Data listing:
══════════════════════════════

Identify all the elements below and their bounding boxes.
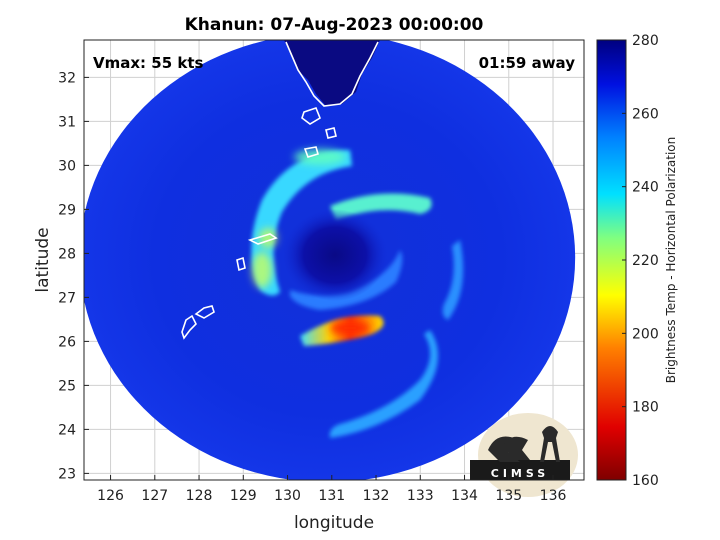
plot-border [83, 39, 585, 481]
x-tick-label: 135 [495, 488, 522, 504]
x-tick-label: 132 [363, 488, 390, 504]
coastline-island-1 [225, 43, 241, 49]
swath-layer [84, 40, 576, 480]
chart-title: Khanun: 07-Aug-2023 00:00:00 [185, 15, 484, 35]
logo-text: CIMSS [491, 467, 549, 480]
colorbar-tick-label: 160 [632, 473, 659, 489]
coastline-island-3 [325, 127, 337, 139]
colorbar-tick-label: 220 [632, 253, 659, 269]
dish-antenna-icon-2 [504, 436, 530, 460]
colorbar [596, 39, 627, 481]
coastline-island-8 [194, 305, 215, 319]
colorbar-tick-label: 260 [632, 106, 659, 122]
coastline-island-4 [303, 146, 319, 158]
x-tick-label: 134 [451, 488, 478, 504]
colorbar-label: Brightness Temp - Horizontal Polarizatio… [664, 137, 678, 384]
y-tick-label: 30 [58, 158, 76, 174]
x-tick-label: 136 [540, 488, 567, 504]
colorbar-ticks: 160 180 200 220 240 260 280 [622, 33, 659, 489]
y-tick-label: 29 [58, 202, 76, 218]
land-region [284, 40, 380, 106]
x-axis-ticks: 126 127 128 129 130 131 132 133 134 135 136 [97, 475, 566, 504]
y-tick-label: 25 [58, 378, 76, 394]
y-tick-label: 27 [58, 290, 76, 306]
storm-eye [283, 209, 387, 301]
convective-cell-hot [330, 321, 370, 335]
rainband-west [251, 150, 352, 296]
colorbar-tick-label: 200 [632, 326, 659, 342]
x-tick-label: 127 [141, 488, 168, 504]
rainband-southeast [329, 330, 438, 438]
y-axis-label: latitude [33, 227, 53, 292]
coastline-mainland [285, 41, 379, 107]
coastline-island-6 [236, 256, 246, 272]
water-tower-icon [540, 426, 560, 462]
x-axis-label: longitude [294, 513, 374, 533]
colorbar-tick-label: 180 [632, 400, 659, 416]
x-tick-label: 126 [97, 488, 124, 504]
colorbar-tick-label: 280 [632, 33, 659, 49]
coastline-island-5 [247, 233, 278, 245]
x-tick-label: 128 [186, 488, 213, 504]
x-tick-label: 131 [318, 488, 345, 504]
y-tick-label: 31 [58, 114, 76, 130]
rainband-east [442, 240, 464, 320]
x-tick-label: 130 [274, 488, 301, 504]
x-tick-label: 133 [407, 488, 434, 504]
colorbar-tick-label: 240 [632, 180, 659, 196]
y-tick-label: 32 [58, 70, 76, 86]
y-tick-label: 23 [58, 466, 76, 482]
convective-cell-north [294, 149, 346, 165]
y-axis-ticks: 23 24 25 26 27 28 29 30 31 32 [58, 70, 89, 482]
y-tick-label: 26 [58, 334, 76, 350]
y-tick-label: 28 [58, 246, 76, 262]
coastline-island-2 [301, 107, 321, 125]
coastlines [181, 41, 379, 340]
coastline-island-7 [181, 314, 197, 340]
logo-base [470, 460, 570, 480]
x-tick-label: 129 [230, 488, 257, 504]
vmax-label: Vmax: 55 kts [93, 54, 203, 72]
rainband-inner [290, 250, 403, 310]
time-away-label: 01:59 away [479, 54, 576, 72]
y-tick-label: 24 [58, 422, 76, 438]
convective-cell-west [252, 252, 272, 288]
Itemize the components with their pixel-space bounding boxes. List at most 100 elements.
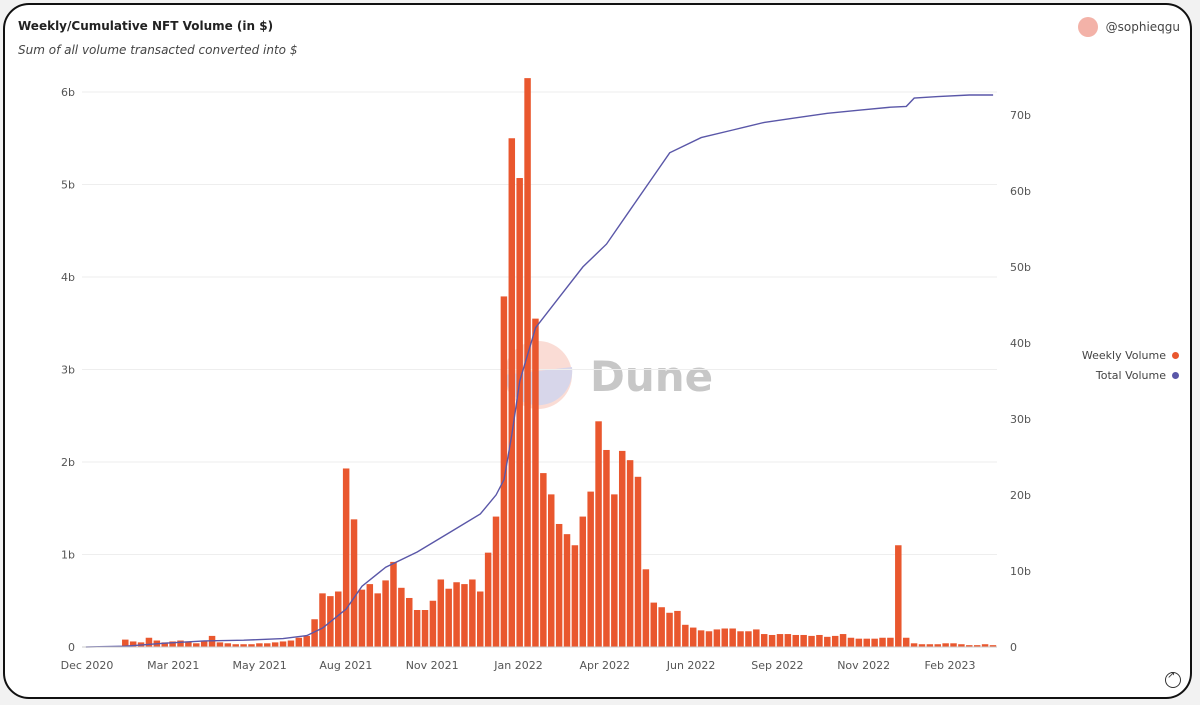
bar (689, 627, 697, 647)
y-left-tick-label: 5b (61, 179, 75, 192)
chart-svg: Dune 0 1b 2b 3b 4b 5b 6b 0 10b 20b 30b 40b 50b 60b 70b D… (61, 78, 1031, 672)
y-right-tick-label: 30b (1010, 413, 1031, 426)
bar (145, 637, 153, 647)
bar (429, 600, 437, 647)
svg-text:Dune: Dune (590, 352, 713, 401)
bar (122, 639, 129, 647)
bar (729, 628, 736, 647)
bar (926, 644, 934, 647)
bar (185, 641, 192, 647)
bar (934, 644, 941, 647)
bar (555, 523, 563, 647)
bar (445, 588, 452, 647)
y-right-tick-label: 50b (1010, 261, 1031, 274)
bar (516, 178, 523, 647)
bar (374, 593, 381, 647)
bar (129, 641, 137, 647)
x-tick-label: Mar 2021 (147, 659, 199, 672)
bar (626, 460, 634, 647)
bar (232, 644, 239, 647)
bar (989, 645, 997, 647)
bar (768, 634, 776, 647)
bar (453, 582, 460, 647)
bar (642, 569, 650, 647)
y-left-tick-label: 0 (68, 641, 75, 654)
bar (216, 642, 224, 647)
bar (571, 545, 579, 647)
bar (421, 610, 429, 647)
legend-total-volume[interactable]: Total Volume (1065, 365, 1179, 385)
bar (500, 296, 508, 647)
expand-icon[interactable] (1165, 670, 1181, 688)
bar (973, 645, 981, 647)
bar (879, 637, 886, 647)
bar (311, 619, 318, 647)
chart-card: Weekly/Cumulative NFT Volume (in $) Sum … (3, 3, 1192, 699)
bar (469, 579, 476, 647)
bar (958, 644, 965, 647)
legend-total-dot (1172, 371, 1179, 379)
bar (887, 637, 894, 647)
chart-subtitle: Sum of all volume transacted converted i… (18, 43, 298, 57)
chart-title: Weekly/Cumulative NFT Volume (in $) (18, 19, 274, 33)
bar (910, 643, 918, 647)
bar (966, 645, 973, 647)
bar (398, 587, 405, 647)
bar (476, 591, 484, 647)
bar (532, 318, 539, 647)
bar (342, 468, 350, 647)
y-left-tick-label: 2b (61, 456, 75, 469)
y-left-tick-label: 6b (61, 86, 75, 99)
bar (603, 449, 610, 647)
bar (390, 561, 397, 647)
bar (650, 602, 658, 647)
bar (547, 494, 555, 647)
bar (484, 552, 492, 647)
bar (737, 631, 744, 647)
bar (437, 579, 445, 647)
bar (618, 450, 626, 647)
bar (161, 642, 168, 647)
bar (950, 643, 957, 647)
y-right-tick-label: 70b (1010, 109, 1031, 122)
legend-weekly-volume[interactable]: Weekly Volume (1065, 345, 1179, 365)
bar (816, 634, 823, 647)
bar (808, 635, 815, 647)
y-left-tick-label: 3b (61, 364, 75, 377)
bar (855, 638, 863, 647)
bar (295, 637, 303, 647)
x-tick-label: Feb 2023 (925, 659, 976, 672)
bar (406, 597, 413, 647)
bar (413, 610, 421, 647)
bar (335, 591, 342, 647)
bar (666, 612, 673, 647)
bar (792, 634, 800, 647)
x-tick-label: Jun 2022 (666, 659, 716, 672)
bar (264, 643, 271, 647)
y-right-tick-label: 20b (1010, 489, 1031, 502)
total-volume-line (85, 94, 994, 648)
bar (682, 624, 689, 647)
bar (200, 641, 208, 647)
y-right-tick-label: 0 (1010, 641, 1017, 654)
bar (492, 516, 500, 647)
bar (776, 634, 784, 647)
bar (358, 589, 366, 647)
bar (563, 534, 571, 647)
bar (579, 516, 587, 647)
bar (177, 640, 184, 647)
bar (674, 610, 681, 647)
bar (721, 628, 729, 647)
bar (193, 643, 200, 647)
author-badge[interactable]: @sophieqgu (1077, 17, 1180, 37)
bar (831, 635, 839, 647)
bar (461, 584, 468, 647)
bar (863, 638, 870, 647)
y-right-tick-label: 40b (1010, 337, 1031, 350)
bar (240, 644, 247, 647)
bar (524, 78, 531, 647)
bar (839, 634, 847, 647)
x-tick-label: May 2021 (232, 659, 286, 672)
bar (248, 644, 255, 647)
bar (540, 473, 547, 647)
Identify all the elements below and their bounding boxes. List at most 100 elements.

══════════════════════════════

▶ [WHAT TO DO]: Copy the lines of the data verbatim, from the line containing "plot-border [83, 39, 585, 481]" through the line containing "colorbar-tick-label: 160 [632, 473, 659, 489]", including both of those lines.

▶ [COMPLETE OUTPUT]:
plot-border [83, 39, 585, 481]
x-tick-label: 135 [495, 488, 522, 504]
x-tick-label: 132 [363, 488, 390, 504]
coastline-island-1 [225, 43, 241, 49]
swath-layer [84, 40, 576, 480]
chart-title: Khanun: 07-Aug-2023 00:00:00 [185, 15, 484, 35]
logo-text: CIMSS [491, 467, 549, 480]
colorbar-tick-label: 160 [632, 473, 659, 489]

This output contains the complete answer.